● OBJECTIVE: Pull out every line of the listing below where "Dominique" appears.

####

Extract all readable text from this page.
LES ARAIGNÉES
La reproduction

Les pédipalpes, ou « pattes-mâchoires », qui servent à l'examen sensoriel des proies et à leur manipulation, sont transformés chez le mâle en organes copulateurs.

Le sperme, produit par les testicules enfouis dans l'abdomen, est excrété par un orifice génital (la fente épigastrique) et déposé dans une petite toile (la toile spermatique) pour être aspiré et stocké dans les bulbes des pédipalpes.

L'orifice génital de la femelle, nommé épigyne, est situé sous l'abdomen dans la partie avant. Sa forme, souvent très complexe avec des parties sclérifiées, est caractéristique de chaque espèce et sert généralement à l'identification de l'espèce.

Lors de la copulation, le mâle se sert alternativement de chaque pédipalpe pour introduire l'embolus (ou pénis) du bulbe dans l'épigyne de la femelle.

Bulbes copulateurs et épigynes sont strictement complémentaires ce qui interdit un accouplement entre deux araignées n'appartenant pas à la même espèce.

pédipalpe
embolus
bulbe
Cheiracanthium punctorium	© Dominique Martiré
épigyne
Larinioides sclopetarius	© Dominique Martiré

####

● EXERCISE OUTPUT:
Cheiracanthium punctorium	© Dominique Martiré
Larinioides sclopetarius	© Dominique Martiré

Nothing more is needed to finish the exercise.